• Stated task: Here are some records; copy every line that holds the word "para".
----------
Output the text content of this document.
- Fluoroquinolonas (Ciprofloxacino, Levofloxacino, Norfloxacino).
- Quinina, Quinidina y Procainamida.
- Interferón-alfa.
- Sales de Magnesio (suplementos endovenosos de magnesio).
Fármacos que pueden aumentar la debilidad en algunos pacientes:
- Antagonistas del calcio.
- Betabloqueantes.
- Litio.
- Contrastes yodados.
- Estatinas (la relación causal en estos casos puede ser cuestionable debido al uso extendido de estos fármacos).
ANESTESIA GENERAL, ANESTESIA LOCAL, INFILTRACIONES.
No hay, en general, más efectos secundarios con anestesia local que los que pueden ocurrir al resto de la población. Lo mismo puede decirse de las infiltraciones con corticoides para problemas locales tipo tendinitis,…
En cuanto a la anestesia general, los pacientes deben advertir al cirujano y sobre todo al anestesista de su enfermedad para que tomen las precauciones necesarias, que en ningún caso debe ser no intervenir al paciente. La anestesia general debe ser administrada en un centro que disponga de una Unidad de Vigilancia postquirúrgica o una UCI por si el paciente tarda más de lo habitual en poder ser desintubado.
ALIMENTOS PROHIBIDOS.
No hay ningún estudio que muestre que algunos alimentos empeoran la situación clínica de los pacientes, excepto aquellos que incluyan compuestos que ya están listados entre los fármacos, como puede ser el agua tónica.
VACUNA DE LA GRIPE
----------
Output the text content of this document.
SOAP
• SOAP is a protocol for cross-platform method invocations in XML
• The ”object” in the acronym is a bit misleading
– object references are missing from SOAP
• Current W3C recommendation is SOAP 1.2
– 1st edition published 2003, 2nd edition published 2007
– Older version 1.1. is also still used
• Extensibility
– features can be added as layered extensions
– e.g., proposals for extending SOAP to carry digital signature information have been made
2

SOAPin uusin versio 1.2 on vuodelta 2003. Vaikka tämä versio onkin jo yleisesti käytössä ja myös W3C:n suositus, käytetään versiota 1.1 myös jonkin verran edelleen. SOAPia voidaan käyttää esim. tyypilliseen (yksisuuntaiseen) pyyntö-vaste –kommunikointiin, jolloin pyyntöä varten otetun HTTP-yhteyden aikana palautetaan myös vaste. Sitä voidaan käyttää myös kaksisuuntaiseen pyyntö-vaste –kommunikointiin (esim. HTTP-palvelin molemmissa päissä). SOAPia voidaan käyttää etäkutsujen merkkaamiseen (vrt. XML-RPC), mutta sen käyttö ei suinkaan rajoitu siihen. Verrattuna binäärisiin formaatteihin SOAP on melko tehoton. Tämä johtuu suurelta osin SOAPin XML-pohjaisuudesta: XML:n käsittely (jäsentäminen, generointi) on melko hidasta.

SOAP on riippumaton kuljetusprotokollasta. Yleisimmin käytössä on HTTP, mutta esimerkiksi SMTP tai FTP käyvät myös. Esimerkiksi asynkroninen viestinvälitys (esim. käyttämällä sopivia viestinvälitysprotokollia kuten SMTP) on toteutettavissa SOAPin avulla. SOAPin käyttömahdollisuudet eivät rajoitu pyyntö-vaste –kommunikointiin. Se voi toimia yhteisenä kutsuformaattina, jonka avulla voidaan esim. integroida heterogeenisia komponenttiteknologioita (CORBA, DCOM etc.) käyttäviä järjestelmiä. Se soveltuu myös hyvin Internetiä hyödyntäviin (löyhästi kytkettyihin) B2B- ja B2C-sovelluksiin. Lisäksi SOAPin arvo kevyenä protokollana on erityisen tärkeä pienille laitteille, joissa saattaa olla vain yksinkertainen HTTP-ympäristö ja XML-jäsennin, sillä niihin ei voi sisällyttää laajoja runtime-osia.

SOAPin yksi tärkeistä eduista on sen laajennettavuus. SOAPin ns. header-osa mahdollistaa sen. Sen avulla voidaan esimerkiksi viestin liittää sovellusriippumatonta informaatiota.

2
----------
• The reply:
No hay, en general, más efectos secundarios con anestesia local que los que pueden ocurrir al resto de la población. Lo mismo puede decirse de las infiltraciones con corticoides para problemas locales tipo tendinitis,…
En cuanto a la anestesia general, los pacientes deben advertir al cirujano y sobre todo al anestesista de su enfermedad para que tomen las precauciones necesarias, que en ningún caso debe ser no intervenir al paciente. La anestesia general debe ser administrada en un centro que disponga de una Unidad de Vigilancia postquirúrgica o una UCI por si el paciente tarda más de lo habitual en poder ser desintubado.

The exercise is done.